# IFly,The Angler's Edge ?????



## dsim3240 (Nov 12, 2008)

Has anyone heard if their new store is open yet? I need some tying supplies and hate to order online. Orvis and FTU don't have the selection that I want.


----------



## crw91383 (Nov 21, 2008)

DOwntown store is open in the same building as the Houston Club.


----------



## Bruce J (Jun 27, 2004)

They've had several delays in opening the store at the corner of San Felipe and Post Oak. I believe the latest forecast is for around the end of October. The downtown store is open, but not on weekends.


----------



## davekelly (Dec 14, 2009)

I need to contact IFly about something. Does anyone have a link to their website?


----------



## 2WheelFisher (Jun 4, 2009)

http://www.ifly.org/cgi-bin/cp-app.cgi


----------



## davekelly (Dec 14, 2009)

Thanks for the link


----------



## shallowist (May 28, 2009)

☆ ☆ ☆ ☆

INSTRUCTIONS FOR THE TASK :: From the forum thread about the IFly store, copy the passage starting at "DOwntown store is open in" and ending at "not on weekends.", and switch "weekends" to "Sundays".

STORED DATA ::
☆ ☆ ☆ ☆

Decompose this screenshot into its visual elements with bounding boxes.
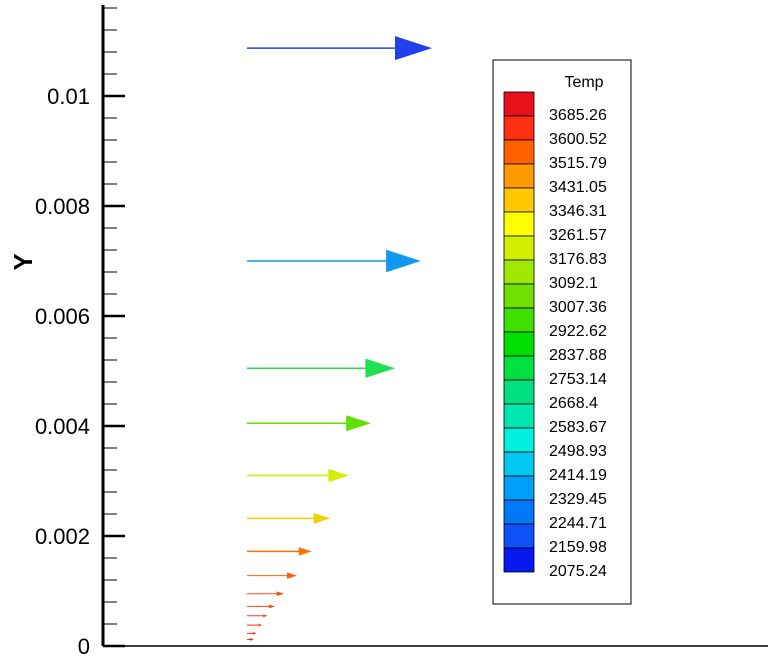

☆ ☆ ☆ ☆

RESULT ::
DOwntown store is open in the same building as the Houston Club.


----------



## Bruce J (Jun 27, 2004)

They've had several delays in opening the store at the corner of San Felipe and Post Oak. I believe the latest forecast is for around the end of October. The downtown store is open, but not on Sundays.